DATA RECORDS:
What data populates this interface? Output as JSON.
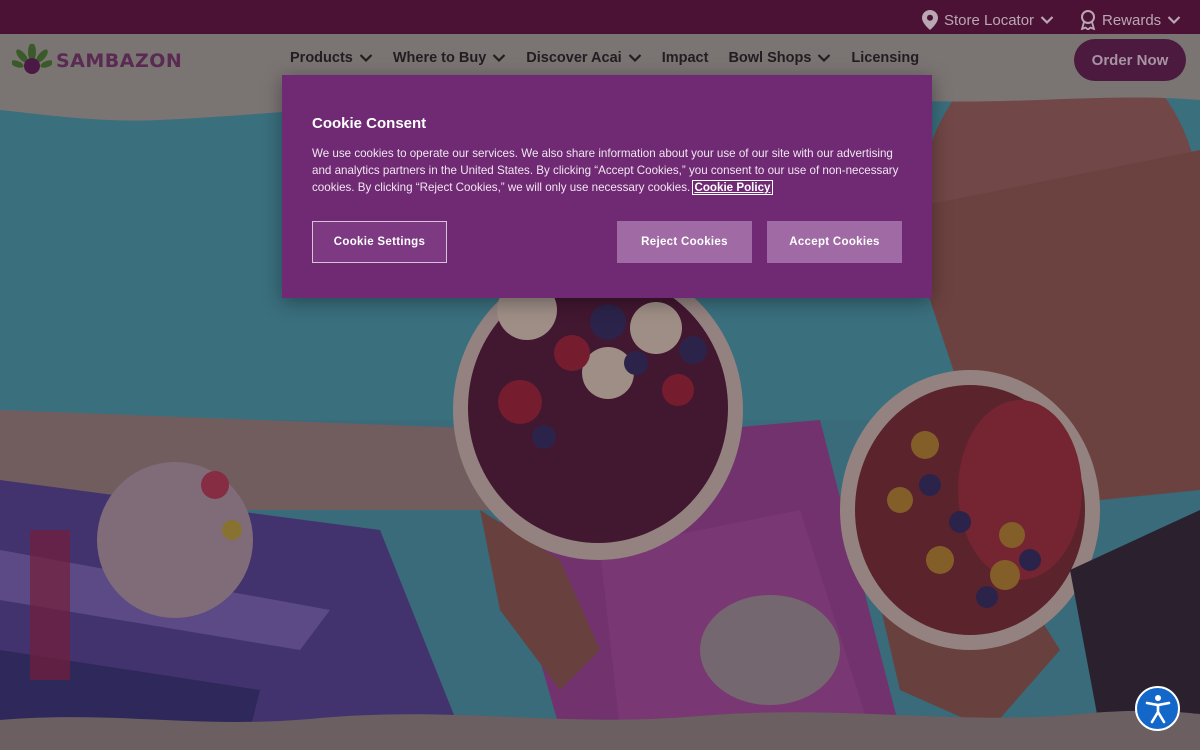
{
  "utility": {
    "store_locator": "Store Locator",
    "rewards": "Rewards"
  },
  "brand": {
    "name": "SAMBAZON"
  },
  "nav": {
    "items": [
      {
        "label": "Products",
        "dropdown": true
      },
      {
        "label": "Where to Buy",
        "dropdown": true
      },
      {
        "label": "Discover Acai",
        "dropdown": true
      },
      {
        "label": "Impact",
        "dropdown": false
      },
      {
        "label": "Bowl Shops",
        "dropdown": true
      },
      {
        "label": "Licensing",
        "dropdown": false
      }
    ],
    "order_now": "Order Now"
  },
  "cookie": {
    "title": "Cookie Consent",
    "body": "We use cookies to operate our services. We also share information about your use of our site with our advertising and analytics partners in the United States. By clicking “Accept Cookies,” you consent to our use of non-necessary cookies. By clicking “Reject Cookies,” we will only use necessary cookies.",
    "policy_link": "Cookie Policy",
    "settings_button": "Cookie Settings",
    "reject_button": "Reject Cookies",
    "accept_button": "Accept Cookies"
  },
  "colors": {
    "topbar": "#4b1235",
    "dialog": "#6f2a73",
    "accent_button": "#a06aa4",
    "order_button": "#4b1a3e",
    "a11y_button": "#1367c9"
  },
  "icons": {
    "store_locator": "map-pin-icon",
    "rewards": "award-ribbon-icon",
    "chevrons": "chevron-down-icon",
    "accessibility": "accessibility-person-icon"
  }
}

--

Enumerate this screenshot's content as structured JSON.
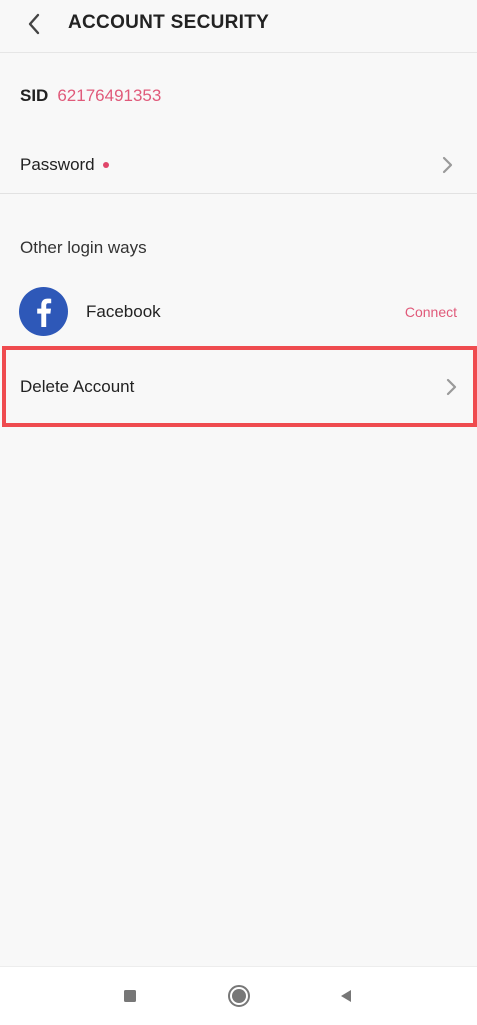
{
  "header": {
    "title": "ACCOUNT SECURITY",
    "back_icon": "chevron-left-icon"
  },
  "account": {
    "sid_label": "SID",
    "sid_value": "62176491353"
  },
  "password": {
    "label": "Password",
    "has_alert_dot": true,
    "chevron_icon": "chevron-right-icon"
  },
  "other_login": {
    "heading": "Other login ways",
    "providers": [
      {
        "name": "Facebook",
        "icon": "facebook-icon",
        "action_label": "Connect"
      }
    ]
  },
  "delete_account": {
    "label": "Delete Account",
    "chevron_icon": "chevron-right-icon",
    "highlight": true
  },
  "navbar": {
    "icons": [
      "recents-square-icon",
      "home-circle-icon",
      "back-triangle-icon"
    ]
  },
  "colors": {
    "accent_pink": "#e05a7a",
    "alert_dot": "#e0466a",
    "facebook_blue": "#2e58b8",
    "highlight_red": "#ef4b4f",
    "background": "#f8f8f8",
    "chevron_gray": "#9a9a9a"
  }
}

* * *

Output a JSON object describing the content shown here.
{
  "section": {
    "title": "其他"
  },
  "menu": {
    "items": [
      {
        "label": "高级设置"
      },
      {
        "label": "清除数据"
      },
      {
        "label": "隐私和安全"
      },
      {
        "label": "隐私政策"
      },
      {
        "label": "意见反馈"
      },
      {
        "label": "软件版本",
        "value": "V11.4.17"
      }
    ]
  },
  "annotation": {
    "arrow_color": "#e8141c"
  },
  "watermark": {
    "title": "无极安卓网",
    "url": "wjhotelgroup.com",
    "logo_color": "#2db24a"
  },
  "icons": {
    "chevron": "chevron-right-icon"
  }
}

DIRECTIVE: Report each line in the data that holds the word "Output".

THE RESULT:
What data populates this interface? Output as JSON.
Output a JSON object describing the content shown here.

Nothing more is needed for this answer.